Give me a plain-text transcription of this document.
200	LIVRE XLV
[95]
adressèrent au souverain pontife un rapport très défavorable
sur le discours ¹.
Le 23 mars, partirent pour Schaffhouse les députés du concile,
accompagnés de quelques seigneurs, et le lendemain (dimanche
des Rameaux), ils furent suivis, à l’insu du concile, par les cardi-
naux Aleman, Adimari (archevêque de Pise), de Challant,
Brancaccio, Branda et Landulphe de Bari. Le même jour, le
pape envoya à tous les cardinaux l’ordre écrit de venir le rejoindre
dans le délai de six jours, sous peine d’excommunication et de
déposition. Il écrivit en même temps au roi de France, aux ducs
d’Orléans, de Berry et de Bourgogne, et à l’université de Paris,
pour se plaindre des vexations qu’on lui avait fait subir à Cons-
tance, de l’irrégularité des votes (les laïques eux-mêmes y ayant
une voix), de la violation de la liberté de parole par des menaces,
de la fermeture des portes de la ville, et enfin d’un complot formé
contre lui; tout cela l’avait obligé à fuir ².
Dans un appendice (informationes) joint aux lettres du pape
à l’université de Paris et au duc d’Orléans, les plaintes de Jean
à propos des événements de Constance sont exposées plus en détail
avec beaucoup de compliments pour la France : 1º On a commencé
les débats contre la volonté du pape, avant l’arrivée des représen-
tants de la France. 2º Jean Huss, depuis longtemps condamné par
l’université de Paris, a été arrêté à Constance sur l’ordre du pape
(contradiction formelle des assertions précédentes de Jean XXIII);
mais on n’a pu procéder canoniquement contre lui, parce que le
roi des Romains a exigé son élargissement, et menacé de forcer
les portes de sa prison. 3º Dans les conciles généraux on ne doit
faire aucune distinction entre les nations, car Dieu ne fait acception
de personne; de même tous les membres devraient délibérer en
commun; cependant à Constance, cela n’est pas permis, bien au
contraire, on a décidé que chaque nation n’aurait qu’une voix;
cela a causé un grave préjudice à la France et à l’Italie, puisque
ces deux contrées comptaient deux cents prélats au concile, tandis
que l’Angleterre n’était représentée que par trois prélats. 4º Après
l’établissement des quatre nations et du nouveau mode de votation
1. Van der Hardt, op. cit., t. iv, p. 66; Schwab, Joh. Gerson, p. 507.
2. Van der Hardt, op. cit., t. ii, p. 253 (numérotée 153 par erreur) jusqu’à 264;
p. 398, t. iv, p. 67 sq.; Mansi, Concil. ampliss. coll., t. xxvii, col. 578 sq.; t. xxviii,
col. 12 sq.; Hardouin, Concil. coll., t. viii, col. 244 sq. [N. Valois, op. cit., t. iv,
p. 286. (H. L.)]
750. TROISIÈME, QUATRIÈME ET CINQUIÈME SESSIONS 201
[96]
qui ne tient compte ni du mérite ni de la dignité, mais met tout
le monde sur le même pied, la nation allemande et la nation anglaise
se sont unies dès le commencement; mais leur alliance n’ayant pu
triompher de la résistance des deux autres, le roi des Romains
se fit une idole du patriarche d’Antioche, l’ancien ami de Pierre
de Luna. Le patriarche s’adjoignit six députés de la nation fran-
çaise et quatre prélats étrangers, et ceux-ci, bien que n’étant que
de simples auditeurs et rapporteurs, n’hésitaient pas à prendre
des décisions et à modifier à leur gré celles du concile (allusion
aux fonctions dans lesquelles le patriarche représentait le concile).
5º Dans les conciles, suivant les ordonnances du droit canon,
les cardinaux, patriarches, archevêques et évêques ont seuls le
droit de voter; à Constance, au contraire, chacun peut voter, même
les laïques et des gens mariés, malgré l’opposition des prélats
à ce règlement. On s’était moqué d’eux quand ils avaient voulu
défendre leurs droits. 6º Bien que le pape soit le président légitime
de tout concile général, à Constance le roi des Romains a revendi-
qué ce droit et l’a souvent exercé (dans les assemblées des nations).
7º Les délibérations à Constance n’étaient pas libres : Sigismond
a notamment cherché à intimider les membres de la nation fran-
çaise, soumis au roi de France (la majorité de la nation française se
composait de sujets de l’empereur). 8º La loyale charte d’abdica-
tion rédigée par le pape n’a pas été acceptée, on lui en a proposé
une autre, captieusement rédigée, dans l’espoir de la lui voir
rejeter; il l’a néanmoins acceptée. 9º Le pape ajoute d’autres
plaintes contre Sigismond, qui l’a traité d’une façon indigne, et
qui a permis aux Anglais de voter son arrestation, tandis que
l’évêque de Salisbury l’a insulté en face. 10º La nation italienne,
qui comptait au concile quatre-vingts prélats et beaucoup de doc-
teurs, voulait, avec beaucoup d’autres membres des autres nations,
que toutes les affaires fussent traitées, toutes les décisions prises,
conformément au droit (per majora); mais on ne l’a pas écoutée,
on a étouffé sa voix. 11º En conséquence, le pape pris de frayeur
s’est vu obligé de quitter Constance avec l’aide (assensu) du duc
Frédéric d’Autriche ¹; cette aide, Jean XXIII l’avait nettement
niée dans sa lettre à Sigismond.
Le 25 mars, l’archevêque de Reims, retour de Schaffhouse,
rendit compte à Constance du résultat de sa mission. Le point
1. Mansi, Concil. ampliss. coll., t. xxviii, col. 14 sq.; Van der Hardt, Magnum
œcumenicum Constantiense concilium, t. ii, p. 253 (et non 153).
----------
* **EXERCISE PROMPT**: Show all lines from the records above where the word "Hardt" occurs.

* **ANSWER TO THE PROBLEM**:
1. Van der Hardt, op. cit., t. iv, p. 66; Schwab, Joh. Gerson, p. 507.
2. Van der Hardt, op. cit., t. ii, p. 253 (numérotée 153 par erreur) jusqu’à 264;
1. Mansi, Concil. ampliss. coll., t. xxviii, col. 14 sq.; Van der Hardt, Magnum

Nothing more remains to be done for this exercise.